■ **GOAL OF THE EXERCISE**
Return all of the data exactly as written, without the pictures.

Extracted records
..........
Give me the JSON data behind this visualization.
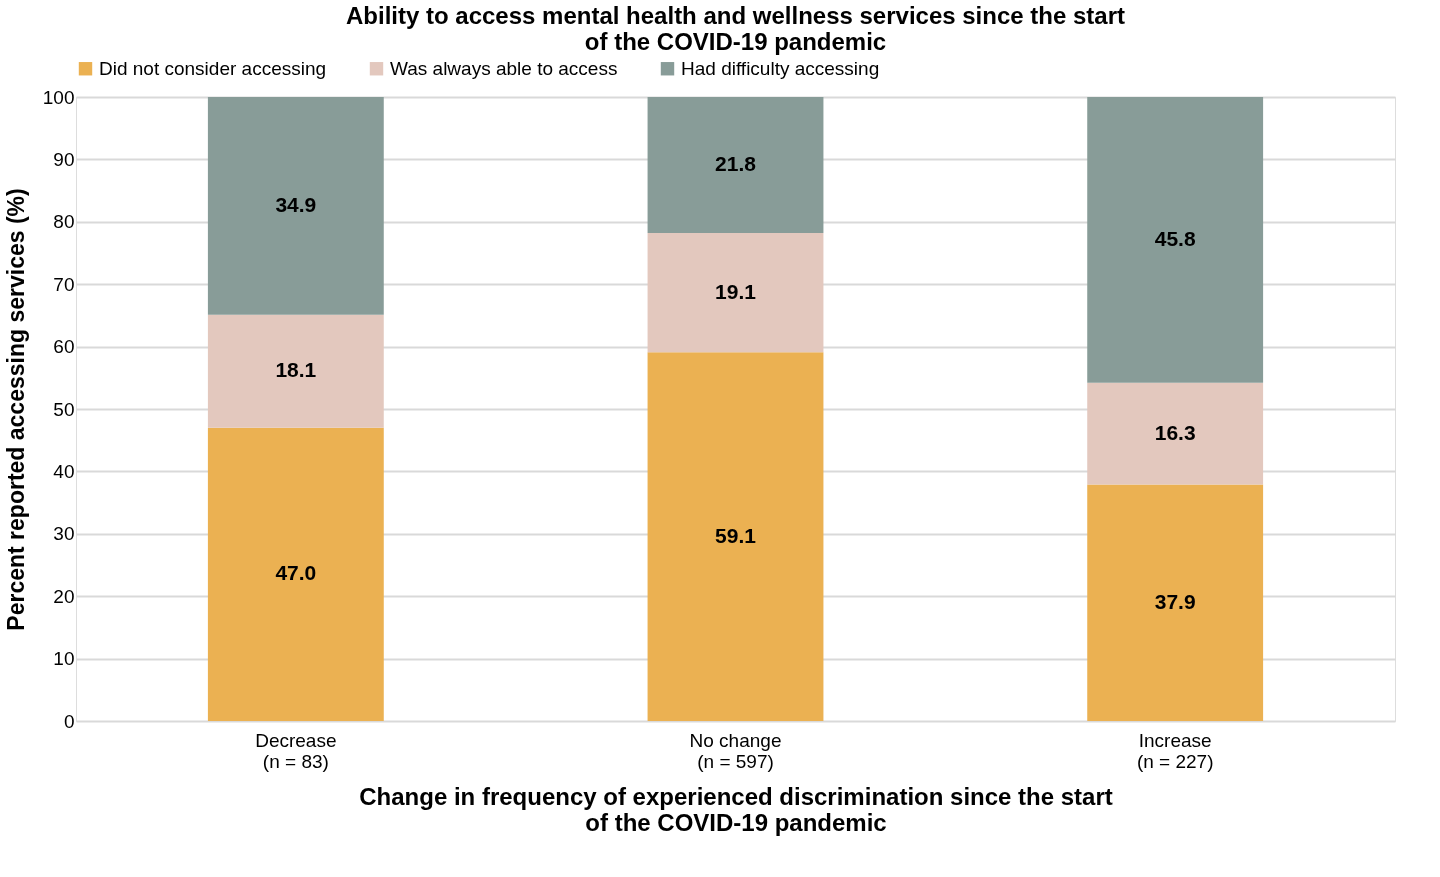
{
  "chart_data": {
    "type": "bar",
    "stacked": true,
    "title": "Ability to access mental health and wellness services since the start\nof the COVID-19 pandemic",
    "xlabel": "Change in frequency of experienced  discrimination since the start\nof the COVID-19 pandemic",
    "ylabel": "Percent reported accessing services (%)",
    "categories": [
      "Decrease\n(n = 83)",
      "No change\n(n = 597)",
      "Increase\n(n = 227)"
    ],
    "series": [
      {
        "name": "Did not consider accessing",
        "color": "#ebb152",
        "values": [
          47.0,
          59.1,
          37.9
        ],
        "value_labels": [
          "47.0",
          "59.1",
          "37.9"
        ]
      },
      {
        "name": "Was always able to access",
        "color": "#e3c8be",
        "values": [
          18.1,
          19.1,
          16.3
        ],
        "value_labels": [
          "18.1",
          "19.1",
          "16.3"
        ]
      },
      {
        "name": "Had difficulty accessing",
        "color": "#889c98",
        "values": [
          34.9,
          21.8,
          45.8
        ],
        "value_labels": [
          "34.9",
          "21.8",
          "45.8"
        ]
      }
    ],
    "ylim": [
      0,
      100
    ],
    "yticks": [
      0,
      10,
      20,
      30,
      40,
      50,
      60,
      70,
      80,
      90,
      100
    ],
    "grid": "y",
    "legend": "top"
  }
}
..........
■ **RESULT**
Give me the JSON data behind this visualization.
{
  "chart_data": {
    "type": "bar",
    "stacked": true,
    "title": "Ability to access mental health and wellness services since the start\nof the COVID-19 pandemic",
    "xlabel": "Change in frequency of experienced  discrimination since the start\nof the COVID-19 pandemic",
    "ylabel": "Percent reported accessing services (%)",
    "categories": [
      "Decrease\n(n = 83)",
      "No change\n(n = 597)",
      "Increase\n(n = 227)"
    ],
    "series": [
      {
        "name": "Did not consider accessing",
        "color": "#ebb152",
        "values": [
          47.0,
          59.1,
          37.9
        ],
        "value_labels": [
          "47.0",
          "59.1",
          "37.9"
        ]
      },
      {
        "name": "Was always able to access",
        "color": "#e3c8be",
        "values": [
          18.1,
          19.1,
          16.3
        ],
        "value_labels": [
          "18.1",
          "19.1",
          "16.3"
        ]
      },
      {
        "name": "Had difficulty accessing",
        "color": "#889c98",
        "values": [
          34.9,
          21.8,
          45.8
        ],
        "value_labels": [
          "34.9",
          "21.8",
          "45.8"
        ]
      }
    ],
    "ylim": [
      0,
      100
    ],
    "yticks": [
      0,
      10,
      20,
      30,
      40,
      50,
      60,
      70,
      80,
      90,
      100
    ],
    "grid": "y",
    "legend": "top"
  }
}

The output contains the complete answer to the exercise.